Short problem
Write out the full listing again, exactly as it stands.

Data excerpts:
BEGIN

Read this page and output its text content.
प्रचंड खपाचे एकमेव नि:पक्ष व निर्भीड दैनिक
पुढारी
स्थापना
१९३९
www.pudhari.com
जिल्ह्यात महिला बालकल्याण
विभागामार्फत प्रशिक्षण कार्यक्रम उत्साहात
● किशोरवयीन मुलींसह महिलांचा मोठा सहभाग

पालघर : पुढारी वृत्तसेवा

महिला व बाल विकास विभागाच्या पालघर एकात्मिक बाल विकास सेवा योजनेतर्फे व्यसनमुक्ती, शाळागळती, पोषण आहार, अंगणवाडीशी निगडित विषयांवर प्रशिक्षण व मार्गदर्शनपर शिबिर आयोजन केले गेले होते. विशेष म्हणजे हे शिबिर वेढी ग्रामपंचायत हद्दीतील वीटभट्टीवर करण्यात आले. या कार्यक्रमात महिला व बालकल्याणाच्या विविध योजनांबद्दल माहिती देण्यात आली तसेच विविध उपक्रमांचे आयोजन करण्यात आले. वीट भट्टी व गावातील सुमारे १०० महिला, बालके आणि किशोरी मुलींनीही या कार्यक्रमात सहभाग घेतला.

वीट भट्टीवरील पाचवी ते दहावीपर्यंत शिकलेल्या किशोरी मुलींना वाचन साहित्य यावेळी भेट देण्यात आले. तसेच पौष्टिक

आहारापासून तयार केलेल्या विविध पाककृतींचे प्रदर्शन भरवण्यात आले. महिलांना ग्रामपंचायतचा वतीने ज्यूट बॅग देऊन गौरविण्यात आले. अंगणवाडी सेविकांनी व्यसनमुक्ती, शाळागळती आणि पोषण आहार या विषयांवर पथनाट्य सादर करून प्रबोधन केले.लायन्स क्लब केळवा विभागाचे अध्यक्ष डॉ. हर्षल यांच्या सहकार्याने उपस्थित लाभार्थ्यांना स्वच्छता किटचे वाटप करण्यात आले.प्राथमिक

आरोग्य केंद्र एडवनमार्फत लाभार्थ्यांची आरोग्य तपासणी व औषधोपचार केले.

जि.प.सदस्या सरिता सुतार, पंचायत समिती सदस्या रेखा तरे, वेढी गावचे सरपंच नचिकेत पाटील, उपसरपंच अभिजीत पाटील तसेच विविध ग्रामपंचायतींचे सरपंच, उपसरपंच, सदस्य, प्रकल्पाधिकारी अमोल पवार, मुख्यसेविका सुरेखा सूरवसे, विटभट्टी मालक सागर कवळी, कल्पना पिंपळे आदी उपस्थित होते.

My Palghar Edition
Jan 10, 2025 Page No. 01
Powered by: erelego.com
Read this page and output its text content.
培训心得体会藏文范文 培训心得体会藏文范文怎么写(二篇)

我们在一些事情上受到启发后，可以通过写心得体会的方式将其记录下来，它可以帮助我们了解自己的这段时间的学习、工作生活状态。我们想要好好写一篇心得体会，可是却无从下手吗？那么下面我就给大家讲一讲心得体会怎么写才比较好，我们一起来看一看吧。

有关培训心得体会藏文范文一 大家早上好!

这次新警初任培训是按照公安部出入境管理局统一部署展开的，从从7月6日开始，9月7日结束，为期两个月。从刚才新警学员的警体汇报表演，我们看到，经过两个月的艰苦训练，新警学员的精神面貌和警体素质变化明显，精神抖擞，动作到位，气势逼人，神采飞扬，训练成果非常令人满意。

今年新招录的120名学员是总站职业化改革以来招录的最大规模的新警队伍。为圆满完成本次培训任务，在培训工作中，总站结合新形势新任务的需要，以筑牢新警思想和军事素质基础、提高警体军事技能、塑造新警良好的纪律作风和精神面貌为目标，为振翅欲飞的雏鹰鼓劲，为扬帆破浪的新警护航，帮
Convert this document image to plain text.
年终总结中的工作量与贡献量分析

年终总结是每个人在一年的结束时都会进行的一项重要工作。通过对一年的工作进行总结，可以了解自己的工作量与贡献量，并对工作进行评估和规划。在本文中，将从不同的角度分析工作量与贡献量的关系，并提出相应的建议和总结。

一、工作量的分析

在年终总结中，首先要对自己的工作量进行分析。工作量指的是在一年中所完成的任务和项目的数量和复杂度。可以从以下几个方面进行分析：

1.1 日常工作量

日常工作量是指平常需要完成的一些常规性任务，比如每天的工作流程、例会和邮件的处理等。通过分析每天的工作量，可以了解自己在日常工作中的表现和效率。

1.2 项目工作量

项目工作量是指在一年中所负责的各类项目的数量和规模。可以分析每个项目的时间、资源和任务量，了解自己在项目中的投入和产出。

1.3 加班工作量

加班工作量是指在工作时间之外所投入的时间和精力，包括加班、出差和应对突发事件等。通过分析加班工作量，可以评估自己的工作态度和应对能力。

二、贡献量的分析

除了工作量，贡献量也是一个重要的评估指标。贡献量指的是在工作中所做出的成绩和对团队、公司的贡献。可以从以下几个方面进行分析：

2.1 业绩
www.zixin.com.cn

END

Correct result
Read this page and output its text content.
प्रचंड खपाचे एकमेव नि:पक्ष व निर्भीड दैनिक
पुढारी
स्थापना
१९३९
www.pudhari.com
जिल्ह्यात महिला बालकल्याण
विभागामार्फत प्रशिक्षण कार्यक्रम उत्साहात
● किशोरवयीन मुलींसह महिलांचा मोठा सहभाग

पालघर : पुढारी वृत्तसेवा

महिला व बाल विकास विभागाच्या पालघर एकात्मिक बाल विकास सेवा योजनेतर्फे व्यसनमुक्ती, शाळागळती, पोषण आहार, अंगणवाडीशी निगडित विषयांवर प्रशिक्षण व मार्गदर्शनपर शिबिर आयोजन केले गेले होते. विशेष म्हणजे हे शिबिर वेढी ग्रामपंचायत हद्दीतील वीटभट्टीवर करण्यात आले. या कार्यक्रमात महिला व बालकल्याणाच्या विविध योजनांबद्दल माहिती देण्यात आली तसेच विविध उपक्रमांचे आयोजन करण्यात आले. वीट भट्टी व गावातील सुमारे १०० महिला, बालके आणि किशोरी मुलींनीही या कार्यक्रमात सहभाग घेतला.

वीट भट्टीवरील पाचवी ते दहावीपर्यंत शिकलेल्या किशोरी मुलींना वाचन साहित्य यावेळी भेट देण्यात आले. तसेच पौष्टिक

आहारापासून तयार केलेल्या विविध पाककृतींचे प्रदर्शन भरवण्यात आले. महिलांना ग्रामपंचायतचा वतीने ज्यूट बॅग देऊन गौरविण्यात आले. अंगणवाडी सेविकांनी व्यसनमुक्ती, शाळागळती आणि पोषण आहार या विषयांवर पथनाट्य सादर करून प्रबोधन केले.लायन्स क्लब केळवा विभागाचे अध्यक्ष डॉ. हर्षल यांच्या सहकार्याने उपस्थित लाभार्थ्यांना स्वच्छता किटचे वाटप करण्यात आले.प्राथमिक

आरोग्य केंद्र एडवनमार्फत लाभार्थ्यांची आरोग्य तपासणी व औषधोपचार केले.

जि.प.सदस्या सरिता सुतार, पंचायत समिती सदस्या रेखा तरे, वेढी गावचे सरपंच नचिकेत पाटील, उपसरपंच अभिजीत पाटील तसेच विविध ग्रामपंचायतींचे सरपंच, उपसरपंच, सदस्य, प्रकल्पाधिकारी अमोल पवार, मुख्यसेविका सुरेखा सूरवसे, विटभट्टी मालक सागर कवळी, कल्पना पिंपळे आदी उपस्थित होते.

My Palghar Edition
Jan 10, 2025 Page No. 01
Powered by: erelego.com
Read this page and output its text content.
培训心得体会藏文范文 培训心得体会藏文范文怎么写(二篇)

我们在一些事情上受到启发后，可以通过写心得体会的方式将其记录下来，它可以帮助我们了解自己的这段时间的学习、工作生活状态。我们想要好好写一篇心得体会，可是却无从下手吗？那么下面我就给大家讲一讲心得体会怎么写才比较好，我们一起来看一看吧。

有关培训心得体会藏文范文一 大家早上好!

这次新警初任培训是按照公安部出入境管理局统一部署展开的，从从7月6日开始，9月7日结束，为期两个月。从刚才新警学员的警体汇报表演，我们看到，经过两个月的艰苦训练，新警学员的精神面貌和警体素质变化明显，精神抖擞，动作到位，气势逼人，神采飞扬，训练成果非常令人满意。

今年新招录的120名学员是总站职业化改革以来招录的最大规模的新警队伍。为圆满完成本次培训任务，在培训工作中，总站结合新形势新任务的需要，以筑牢新警思想和军事素质基础、提高警体军事技能、塑造新警良好的纪律作风和精神面貌为目标，为振翅欲飞的雏鹰鼓劲，为扬帆破浪的新警护航，帮
Convert this document image to plain text.
年终总结中的工作量与贡献量分析

年终总结是每个人在一年的结束时都会进行的一项重要工作。通过对一年的工作进行总结，可以了解自己的工作量与贡献量，并对工作进行评估和规划。在本文中，将从不同的角度分析工作量与贡献量的关系，并提出相应的建议和总结。

一、工作量的分析

在年终总结中，首先要对自己的工作量进行分析。工作量指的是在一年中所完成的任务和项目的数量和复杂度。可以从以下几个方面进行分析：

1.1 日常工作量

日常工作量是指平常需要完成的一些常规性任务，比如每天的工作流程、例会和邮件的处理等。通过分析每天的工作量，可以了解自己在日常工作中的表现和效率。

1.2 项目工作量

项目工作量是指在一年中所负责的各类项目的数量和规模。可以分析每个项目的时间、资源和任务量，了解自己在项目中的投入和产出。

1.3 加班工作量

加班工作量是指在工作时间之外所投入的时间和精力，包括加班、出差和应对突发事件等。通过分析加班工作量，可以评估自己的工作态度和应对能力。

二、贡献量的分析

除了工作量，贡献量也是一个重要的评估指标。贡献量指的是在工作中所做出的成绩和对团队、公司的贡献。可以从以下几个方面进行分析：

2.1 业绩
www.zixin.com.cn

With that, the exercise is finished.